#### Aim:
Scan the records below. List lines holding "document".

********************

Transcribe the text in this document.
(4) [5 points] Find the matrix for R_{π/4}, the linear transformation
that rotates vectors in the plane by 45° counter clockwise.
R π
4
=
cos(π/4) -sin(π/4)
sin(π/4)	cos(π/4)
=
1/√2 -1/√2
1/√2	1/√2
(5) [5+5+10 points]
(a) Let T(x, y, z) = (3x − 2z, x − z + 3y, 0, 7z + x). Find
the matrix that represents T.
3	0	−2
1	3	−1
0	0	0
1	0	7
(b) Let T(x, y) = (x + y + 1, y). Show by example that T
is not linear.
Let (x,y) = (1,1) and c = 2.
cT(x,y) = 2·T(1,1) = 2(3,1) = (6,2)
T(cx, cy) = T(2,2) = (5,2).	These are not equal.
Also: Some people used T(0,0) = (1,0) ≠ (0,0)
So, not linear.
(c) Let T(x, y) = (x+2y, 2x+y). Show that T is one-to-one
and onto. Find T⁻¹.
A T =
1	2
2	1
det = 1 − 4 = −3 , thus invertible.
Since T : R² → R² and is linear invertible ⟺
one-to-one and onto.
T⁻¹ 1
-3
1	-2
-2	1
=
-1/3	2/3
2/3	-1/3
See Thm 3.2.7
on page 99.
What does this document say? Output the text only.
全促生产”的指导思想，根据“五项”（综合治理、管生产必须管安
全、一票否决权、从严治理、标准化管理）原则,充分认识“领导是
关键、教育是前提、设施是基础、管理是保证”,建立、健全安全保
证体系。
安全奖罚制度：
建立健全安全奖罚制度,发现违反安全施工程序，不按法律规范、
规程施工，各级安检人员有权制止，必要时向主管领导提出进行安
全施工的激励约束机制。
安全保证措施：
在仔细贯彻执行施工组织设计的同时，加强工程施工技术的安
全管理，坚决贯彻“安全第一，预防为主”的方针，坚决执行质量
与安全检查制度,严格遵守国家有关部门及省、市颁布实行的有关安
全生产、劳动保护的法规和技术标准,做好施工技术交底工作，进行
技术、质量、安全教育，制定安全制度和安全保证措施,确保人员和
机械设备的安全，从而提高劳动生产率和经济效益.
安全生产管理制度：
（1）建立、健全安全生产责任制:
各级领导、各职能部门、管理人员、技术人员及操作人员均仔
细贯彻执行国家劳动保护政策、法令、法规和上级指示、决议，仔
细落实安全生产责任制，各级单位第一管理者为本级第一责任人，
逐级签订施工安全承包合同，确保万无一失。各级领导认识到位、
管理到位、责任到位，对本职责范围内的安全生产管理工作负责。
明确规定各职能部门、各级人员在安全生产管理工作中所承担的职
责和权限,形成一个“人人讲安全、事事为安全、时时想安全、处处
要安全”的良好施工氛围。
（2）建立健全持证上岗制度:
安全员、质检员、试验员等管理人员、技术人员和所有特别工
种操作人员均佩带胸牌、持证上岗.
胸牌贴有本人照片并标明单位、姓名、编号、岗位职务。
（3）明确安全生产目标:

********************

#### Solution to this task:
Transcribe the text in this document.
What does this document say? Output the text only.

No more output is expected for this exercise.